SHORT TASK: Quote the full listing word for word.

TASK MATERIAL:
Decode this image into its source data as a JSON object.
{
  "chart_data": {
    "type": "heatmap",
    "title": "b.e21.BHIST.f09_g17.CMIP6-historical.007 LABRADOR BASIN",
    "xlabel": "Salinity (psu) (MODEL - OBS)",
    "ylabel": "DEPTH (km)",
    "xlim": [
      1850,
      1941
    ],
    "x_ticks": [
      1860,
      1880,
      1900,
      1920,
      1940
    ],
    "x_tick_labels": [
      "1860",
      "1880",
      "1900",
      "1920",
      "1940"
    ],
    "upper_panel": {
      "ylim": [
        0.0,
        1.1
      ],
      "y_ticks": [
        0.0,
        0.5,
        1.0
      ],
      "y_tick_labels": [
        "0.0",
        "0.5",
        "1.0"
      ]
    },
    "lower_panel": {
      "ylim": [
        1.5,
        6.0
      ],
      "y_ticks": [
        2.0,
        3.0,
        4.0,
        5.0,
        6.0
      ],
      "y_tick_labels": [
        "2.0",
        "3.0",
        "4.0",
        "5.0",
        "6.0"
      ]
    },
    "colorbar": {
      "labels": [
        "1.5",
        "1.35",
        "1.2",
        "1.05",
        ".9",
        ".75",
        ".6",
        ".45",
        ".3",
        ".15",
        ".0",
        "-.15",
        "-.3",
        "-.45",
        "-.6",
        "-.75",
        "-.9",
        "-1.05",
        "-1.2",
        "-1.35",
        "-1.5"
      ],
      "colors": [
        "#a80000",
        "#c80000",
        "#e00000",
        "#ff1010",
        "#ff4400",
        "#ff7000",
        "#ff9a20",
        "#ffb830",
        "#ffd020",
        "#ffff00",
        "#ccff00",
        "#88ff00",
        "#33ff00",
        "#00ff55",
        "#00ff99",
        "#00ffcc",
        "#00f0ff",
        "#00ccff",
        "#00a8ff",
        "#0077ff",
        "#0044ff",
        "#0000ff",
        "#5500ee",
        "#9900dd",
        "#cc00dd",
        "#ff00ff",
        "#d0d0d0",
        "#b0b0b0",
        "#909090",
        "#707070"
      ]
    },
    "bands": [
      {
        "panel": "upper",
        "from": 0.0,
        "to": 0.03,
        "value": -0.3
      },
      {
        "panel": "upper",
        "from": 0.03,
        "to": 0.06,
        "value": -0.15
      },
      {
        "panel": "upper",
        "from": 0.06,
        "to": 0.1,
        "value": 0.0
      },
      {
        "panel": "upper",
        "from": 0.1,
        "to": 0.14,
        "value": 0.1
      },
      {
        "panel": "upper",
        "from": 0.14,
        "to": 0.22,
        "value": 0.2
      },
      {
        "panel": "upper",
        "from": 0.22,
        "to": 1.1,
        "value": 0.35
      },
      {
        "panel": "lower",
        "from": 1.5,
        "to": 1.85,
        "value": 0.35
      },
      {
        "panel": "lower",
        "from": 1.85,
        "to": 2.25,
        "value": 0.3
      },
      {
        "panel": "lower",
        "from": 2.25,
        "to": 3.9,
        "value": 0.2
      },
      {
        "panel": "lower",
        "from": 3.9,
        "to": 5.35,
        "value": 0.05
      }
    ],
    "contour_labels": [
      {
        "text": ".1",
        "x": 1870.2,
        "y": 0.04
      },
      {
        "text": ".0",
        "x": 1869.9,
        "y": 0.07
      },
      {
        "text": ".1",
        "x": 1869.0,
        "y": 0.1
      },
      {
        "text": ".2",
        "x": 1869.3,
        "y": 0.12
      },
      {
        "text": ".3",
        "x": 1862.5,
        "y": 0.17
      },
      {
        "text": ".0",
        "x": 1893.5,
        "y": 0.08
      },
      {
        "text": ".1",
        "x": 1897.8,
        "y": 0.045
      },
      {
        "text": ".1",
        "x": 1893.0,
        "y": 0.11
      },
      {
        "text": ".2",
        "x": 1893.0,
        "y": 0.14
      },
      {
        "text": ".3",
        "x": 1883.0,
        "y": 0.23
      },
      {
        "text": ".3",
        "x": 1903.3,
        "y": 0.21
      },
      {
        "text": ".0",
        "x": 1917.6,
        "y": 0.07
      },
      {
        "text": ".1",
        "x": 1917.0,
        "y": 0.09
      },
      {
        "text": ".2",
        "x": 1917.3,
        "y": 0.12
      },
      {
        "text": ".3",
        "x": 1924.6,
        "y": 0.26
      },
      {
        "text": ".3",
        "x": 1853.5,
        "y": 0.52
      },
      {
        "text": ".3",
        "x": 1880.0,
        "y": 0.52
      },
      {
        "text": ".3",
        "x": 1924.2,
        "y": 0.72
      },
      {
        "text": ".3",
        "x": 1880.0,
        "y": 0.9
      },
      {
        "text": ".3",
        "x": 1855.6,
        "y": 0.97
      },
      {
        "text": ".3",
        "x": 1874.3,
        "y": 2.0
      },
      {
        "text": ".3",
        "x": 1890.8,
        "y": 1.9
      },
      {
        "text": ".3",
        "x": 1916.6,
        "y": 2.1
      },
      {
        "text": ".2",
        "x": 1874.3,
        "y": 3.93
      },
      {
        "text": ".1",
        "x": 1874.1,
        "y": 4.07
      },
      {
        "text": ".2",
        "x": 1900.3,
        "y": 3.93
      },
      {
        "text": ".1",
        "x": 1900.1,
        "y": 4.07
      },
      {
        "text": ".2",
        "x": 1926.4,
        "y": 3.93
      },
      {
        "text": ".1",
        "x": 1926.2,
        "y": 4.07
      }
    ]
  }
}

ANSWER TO THE TASK:
Decode this image into its source data as a JSON object.
{
  "chart_data": {
    "type": "heatmap",
    "title": "b.e21.BHIST.f09_g17.CMIP6-historical.007 LABRADOR BASIN",
    "xlabel": "Salinity (psu) (MODEL - OBS)",
    "ylabel": "DEPTH (km)",
    "xlim": [
      1850,
      1941
    ],
    "x_ticks": [
      1860,
      1880,
      1900,
      1920,
      1940
    ],
    "x_tick_labels": [
      "1860",
      "1880",
      "1900",
      "1920",
      "1940"
    ],
    "upper_panel": {
      "ylim": [
        0.0,
        1.1
      ],
      "y_ticks": [
        0.0,
        0.5,
        1.0
      ],
      "y_tick_labels": [
        "0.0",
        "0.5",
        "1.0"
      ]
    },
    "lower_panel": {
      "ylim": [
        1.5,
        6.0
      ],
      "y_ticks": [
        2.0,
        3.0,
        4.0,
        5.0,
        6.0
      ],
      "y_tick_labels": [
        "2.0",
        "3.0",
        "4.0",
        "5.0",
        "6.0"
      ]
    },
    "colorbar": {
      "labels": [
        "1.5",
        "1.35",
        "1.2",
        "1.05",
        ".9",
        ".75",
        ".6",
        ".45",
        ".3",
        ".15",
        ".0",
        "-.15",
        "-.3",
        "-.45",
        "-.6",
        "-.75",
        "-.9",
        "-1.05",
        "-1.2",
        "-1.35",
        "-1.5"
      ],
      "colors": [
        "#a80000",
        "#c80000",
        "#e00000",
        "#ff1010",
        "#ff4400",
        "#ff7000",
        "#ff9a20",
        "#ffb830",
        "#ffd020",
        "#ffff00",
        "#ccff00",
        "#88ff00",
        "#33ff00",
        "#00ff55",
        "#00ff99",
        "#00ffcc",
        "#00f0ff",
        "#00ccff",
        "#00a8ff",
        "#0077ff",
        "#0044ff",
        "#0000ff",
        "#5500ee",
        "#9900dd",
        "#cc00dd",
        "#ff00ff",
        "#d0d0d0",
        "#b0b0b0",
        "#909090",
        "#707070"
      ]
    },
    "bands": [
      {
        "panel": "upper",
        "from": 0.0,
        "to": 0.03,
        "value": -0.3
      },
      {
        "panel": "upper",
        "from": 0.03,
        "to": 0.06,
        "value": -0.15
      },
      {
        "panel": "upper",
        "from": 0.06,
        "to": 0.1,
        "value": 0.0
      },
      {
        "panel": "upper",
        "from": 0.1,
        "to": 0.14,
        "value": 0.1
      },
      {
        "panel": "upper",
        "from": 0.14,
        "to": 0.22,
        "value": 0.2
      },
      {
        "panel": "upper",
        "from": 0.22,
        "to": 1.1,
        "value": 0.35
      },
      {
        "panel": "lower",
        "from": 1.5,
        "to": 1.85,
        "value": 0.35
      },
      {
        "panel": "lower",
        "from": 1.85,
        "to": 2.25,
        "value": 0.3
      },
      {
        "panel": "lower",
        "from": 2.25,
        "to": 3.9,
        "value": 0.2
      },
      {
        "panel": "lower",
        "from": 3.9,
        "to": 5.35,
        "value": 0.05
      }
    ],
    "contour_labels": [
      {
        "text": ".1",
        "x": 1870.2,
        "y": 0.04
      },
      {
        "text": ".0",
        "x": 1869.9,
        "y": 0.07
      },
      {
        "text": ".1",
        "x": 1869.0,
        "y": 0.1
      },
      {
        "text": ".2",
        "x": 1869.3,
        "y": 0.12
      },
      {
        "text": ".3",
        "x": 1862.5,
        "y": 0.17
      },
      {
        "text": ".0",
        "x": 1893.5,
        "y": 0.08
      },
      {
        "text": ".1",
        "x": 1897.8,
        "y": 0.045
      },
      {
        "text": ".1",
        "x": 1893.0,
        "y": 0.11
      },
      {
        "text": ".2",
        "x": 1893.0,
        "y": 0.14
      },
      {
        "text": ".3",
        "x": 1883.0,
        "y": 0.23
      },
      {
        "text": ".3",
        "x": 1903.3,
        "y": 0.21
      },
      {
        "text": ".0",
        "x": 1917.6,
        "y": 0.07
      },
      {
        "text": ".1",
        "x": 1917.0,
        "y": 0.09
      },
      {
        "text": ".2",
        "x": 1917.3,
        "y": 0.12
      },
      {
        "text": ".3",
        "x": 1924.6,
        "y": 0.26
      },
      {
        "text": ".3",
        "x": 1853.5,
        "y": 0.52
      },
      {
        "text": ".3",
        "x": 1880.0,
        "y": 0.52
      },
      {
        "text": ".3",
        "x": 1924.2,
        "y": 0.72
      },
      {
        "text": ".3",
        "x": 1880.0,
        "y": 0.9
      },
      {
        "text": ".3",
        "x": 1855.6,
        "y": 0.97
      },
      {
        "text": ".3",
        "x": 1874.3,
        "y": 2.0
      },
      {
        "text": ".3",
        "x": 1890.8,
        "y": 1.9
      },
      {
        "text": ".3",
        "x": 1916.6,
        "y": 2.1
      },
      {
        "text": ".2",
        "x": 1874.3,
        "y": 3.93
      },
      {
        "text": ".1",
        "x": 1874.1,
        "y": 4.07
      },
      {
        "text": ".2",
        "x": 1900.3,
        "y": 3.93
      },
      {
        "text": ".1",
        "x": 1900.1,
        "y": 4.07
      },
      {
        "text": ".2",
        "x": 1926.4,
        "y": 3.93
      },
      {
        "text": ".1",
        "x": 1926.2,
        "y": 4.07
      }
    ]
  }
}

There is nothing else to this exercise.